> _EXTRACTED RECORDS_:

···

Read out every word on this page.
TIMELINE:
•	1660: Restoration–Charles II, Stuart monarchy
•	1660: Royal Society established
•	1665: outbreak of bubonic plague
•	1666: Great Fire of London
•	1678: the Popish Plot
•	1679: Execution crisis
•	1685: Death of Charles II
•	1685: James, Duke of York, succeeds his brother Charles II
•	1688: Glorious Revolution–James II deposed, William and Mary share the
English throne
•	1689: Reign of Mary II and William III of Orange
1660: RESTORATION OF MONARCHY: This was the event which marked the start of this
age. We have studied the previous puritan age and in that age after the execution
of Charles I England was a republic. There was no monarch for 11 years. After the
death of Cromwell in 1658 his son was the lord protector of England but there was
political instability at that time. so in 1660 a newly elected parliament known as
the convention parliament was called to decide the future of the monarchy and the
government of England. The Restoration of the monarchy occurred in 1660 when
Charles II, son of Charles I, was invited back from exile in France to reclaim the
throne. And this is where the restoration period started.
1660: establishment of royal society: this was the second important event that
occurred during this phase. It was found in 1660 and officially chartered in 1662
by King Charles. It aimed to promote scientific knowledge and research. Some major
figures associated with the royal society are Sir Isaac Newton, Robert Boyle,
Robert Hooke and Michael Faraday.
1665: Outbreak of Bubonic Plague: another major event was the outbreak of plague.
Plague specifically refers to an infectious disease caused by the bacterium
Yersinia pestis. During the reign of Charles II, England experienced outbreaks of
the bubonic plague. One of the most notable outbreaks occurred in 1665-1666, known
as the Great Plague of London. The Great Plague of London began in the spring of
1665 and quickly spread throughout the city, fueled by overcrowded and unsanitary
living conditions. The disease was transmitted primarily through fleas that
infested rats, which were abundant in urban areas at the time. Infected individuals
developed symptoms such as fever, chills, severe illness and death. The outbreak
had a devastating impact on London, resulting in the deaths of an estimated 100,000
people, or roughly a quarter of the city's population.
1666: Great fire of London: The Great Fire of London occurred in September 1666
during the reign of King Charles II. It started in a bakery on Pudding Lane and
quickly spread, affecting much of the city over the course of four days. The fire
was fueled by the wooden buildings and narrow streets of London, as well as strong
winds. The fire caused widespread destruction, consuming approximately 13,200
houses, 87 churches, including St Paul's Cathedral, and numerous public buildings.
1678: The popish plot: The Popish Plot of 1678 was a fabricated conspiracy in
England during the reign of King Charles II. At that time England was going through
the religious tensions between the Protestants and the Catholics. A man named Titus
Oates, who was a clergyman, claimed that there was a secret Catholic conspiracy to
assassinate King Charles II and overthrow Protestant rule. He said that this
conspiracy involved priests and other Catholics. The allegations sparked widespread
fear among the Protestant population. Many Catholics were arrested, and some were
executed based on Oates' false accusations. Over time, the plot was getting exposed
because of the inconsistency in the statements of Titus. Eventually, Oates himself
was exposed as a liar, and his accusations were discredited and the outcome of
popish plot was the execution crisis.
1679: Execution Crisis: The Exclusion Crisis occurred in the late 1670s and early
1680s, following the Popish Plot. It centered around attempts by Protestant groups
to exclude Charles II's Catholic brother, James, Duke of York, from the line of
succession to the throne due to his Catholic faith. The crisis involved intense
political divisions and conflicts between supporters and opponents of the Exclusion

···

> _WORK TO BE COMPLETED_: Determine how many lines of the material above contain "city", and give that number with no other words.

> _WRITTEN SOLUTION_: 3